[Records from a data source]
◆ ◆ ◆ ◆ ◆ ◆ ◆
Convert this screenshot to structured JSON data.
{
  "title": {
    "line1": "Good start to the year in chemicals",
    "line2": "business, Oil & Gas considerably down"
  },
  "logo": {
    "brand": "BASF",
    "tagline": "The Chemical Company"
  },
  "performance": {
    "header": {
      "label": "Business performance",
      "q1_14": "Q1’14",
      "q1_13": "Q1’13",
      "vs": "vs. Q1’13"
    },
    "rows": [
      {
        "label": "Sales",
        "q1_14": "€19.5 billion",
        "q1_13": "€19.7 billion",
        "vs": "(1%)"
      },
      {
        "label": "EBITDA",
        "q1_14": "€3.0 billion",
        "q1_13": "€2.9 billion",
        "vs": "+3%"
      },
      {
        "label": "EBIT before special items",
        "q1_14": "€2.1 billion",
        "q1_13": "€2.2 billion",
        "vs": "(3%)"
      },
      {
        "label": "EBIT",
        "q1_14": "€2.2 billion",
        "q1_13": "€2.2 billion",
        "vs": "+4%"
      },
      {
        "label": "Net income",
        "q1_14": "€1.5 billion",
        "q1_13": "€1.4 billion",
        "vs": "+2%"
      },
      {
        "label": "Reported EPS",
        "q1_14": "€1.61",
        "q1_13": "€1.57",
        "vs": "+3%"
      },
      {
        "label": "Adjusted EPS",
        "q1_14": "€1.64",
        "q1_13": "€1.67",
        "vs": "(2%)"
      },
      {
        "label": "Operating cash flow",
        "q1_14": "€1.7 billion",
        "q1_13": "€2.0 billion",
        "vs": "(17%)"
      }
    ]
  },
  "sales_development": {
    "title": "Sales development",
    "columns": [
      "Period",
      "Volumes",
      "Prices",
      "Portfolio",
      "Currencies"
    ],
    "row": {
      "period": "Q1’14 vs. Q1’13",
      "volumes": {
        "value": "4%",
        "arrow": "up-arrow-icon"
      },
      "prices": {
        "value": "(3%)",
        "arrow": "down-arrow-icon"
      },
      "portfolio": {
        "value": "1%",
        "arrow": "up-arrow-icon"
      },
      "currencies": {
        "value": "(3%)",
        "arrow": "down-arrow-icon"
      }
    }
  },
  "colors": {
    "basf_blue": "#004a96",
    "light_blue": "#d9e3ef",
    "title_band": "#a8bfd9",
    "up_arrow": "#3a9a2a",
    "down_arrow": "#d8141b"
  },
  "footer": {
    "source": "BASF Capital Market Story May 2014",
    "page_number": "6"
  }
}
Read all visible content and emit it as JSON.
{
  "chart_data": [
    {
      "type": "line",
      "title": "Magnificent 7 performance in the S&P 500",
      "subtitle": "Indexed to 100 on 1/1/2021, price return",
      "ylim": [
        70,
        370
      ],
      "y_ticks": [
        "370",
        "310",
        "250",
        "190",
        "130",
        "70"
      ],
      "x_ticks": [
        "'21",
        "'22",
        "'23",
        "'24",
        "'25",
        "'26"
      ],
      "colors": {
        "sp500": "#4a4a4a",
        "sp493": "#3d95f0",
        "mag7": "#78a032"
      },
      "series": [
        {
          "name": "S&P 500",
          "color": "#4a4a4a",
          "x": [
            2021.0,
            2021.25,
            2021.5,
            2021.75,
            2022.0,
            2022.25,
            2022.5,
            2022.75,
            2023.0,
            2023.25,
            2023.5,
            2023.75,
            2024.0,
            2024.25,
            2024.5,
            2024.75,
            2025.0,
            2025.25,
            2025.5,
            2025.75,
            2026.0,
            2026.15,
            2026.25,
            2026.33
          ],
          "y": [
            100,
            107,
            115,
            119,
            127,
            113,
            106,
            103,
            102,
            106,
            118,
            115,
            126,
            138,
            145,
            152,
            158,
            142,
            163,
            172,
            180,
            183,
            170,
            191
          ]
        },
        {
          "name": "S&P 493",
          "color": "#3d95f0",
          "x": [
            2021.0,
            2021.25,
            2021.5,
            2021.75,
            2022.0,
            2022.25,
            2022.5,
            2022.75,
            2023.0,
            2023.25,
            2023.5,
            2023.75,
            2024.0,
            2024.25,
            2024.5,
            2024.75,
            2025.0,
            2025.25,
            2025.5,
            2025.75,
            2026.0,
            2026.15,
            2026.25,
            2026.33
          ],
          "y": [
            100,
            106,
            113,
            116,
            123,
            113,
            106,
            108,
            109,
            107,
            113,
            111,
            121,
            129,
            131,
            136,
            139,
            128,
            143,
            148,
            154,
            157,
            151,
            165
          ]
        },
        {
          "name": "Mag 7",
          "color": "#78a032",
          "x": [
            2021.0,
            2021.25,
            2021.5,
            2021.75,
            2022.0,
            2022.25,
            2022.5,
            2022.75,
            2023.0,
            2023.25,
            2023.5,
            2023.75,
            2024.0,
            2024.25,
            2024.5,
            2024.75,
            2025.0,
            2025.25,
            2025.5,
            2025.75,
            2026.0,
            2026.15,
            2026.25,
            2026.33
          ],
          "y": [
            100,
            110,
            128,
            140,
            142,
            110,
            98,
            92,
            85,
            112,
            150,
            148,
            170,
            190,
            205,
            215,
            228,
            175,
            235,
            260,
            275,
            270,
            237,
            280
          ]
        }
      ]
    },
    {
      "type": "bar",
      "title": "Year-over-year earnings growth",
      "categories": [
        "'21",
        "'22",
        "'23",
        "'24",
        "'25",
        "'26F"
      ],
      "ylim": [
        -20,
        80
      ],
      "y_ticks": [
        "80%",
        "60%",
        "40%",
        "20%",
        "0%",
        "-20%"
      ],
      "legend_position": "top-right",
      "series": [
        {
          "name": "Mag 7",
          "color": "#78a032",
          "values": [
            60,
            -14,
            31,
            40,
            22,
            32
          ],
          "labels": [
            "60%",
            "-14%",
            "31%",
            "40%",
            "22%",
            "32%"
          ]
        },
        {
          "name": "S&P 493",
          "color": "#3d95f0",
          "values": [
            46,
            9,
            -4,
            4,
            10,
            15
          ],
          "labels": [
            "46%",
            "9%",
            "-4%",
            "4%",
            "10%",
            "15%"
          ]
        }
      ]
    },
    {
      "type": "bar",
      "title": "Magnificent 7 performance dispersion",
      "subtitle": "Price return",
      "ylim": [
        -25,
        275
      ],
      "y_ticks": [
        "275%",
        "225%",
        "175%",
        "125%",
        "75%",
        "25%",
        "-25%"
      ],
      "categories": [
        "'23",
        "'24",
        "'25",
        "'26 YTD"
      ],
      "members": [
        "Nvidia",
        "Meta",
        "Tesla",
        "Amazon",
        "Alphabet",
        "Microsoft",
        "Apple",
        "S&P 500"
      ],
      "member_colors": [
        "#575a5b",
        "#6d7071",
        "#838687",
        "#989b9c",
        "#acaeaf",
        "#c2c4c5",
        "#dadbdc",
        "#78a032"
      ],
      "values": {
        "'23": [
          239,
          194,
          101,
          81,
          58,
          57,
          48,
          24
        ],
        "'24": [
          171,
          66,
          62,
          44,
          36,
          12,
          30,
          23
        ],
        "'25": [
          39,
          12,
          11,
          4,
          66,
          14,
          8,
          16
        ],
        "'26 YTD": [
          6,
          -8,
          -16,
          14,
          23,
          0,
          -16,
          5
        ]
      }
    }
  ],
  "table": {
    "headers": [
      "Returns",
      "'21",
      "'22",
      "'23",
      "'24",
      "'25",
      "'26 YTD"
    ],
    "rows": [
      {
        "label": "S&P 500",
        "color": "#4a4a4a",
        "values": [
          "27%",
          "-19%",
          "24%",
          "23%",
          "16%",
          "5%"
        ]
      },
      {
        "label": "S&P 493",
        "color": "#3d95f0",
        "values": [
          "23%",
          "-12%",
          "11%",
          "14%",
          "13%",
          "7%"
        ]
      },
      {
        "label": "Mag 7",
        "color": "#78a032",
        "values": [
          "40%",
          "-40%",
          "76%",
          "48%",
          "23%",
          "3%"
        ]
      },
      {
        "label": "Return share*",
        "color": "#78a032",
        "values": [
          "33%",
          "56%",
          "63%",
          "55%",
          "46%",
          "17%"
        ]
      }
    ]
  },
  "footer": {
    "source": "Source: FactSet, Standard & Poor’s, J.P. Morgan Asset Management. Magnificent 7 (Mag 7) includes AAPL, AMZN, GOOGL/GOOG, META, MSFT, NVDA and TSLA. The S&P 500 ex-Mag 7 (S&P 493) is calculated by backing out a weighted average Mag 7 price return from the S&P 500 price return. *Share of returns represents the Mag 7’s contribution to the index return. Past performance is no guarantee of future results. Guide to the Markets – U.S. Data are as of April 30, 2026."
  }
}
◆ ◆ ◆ ◆ ◆ ◆ ◆
Say only how many lines in the records carry the word "subtitle".

* **SOLUTION FOR THIS PROBLEM**
2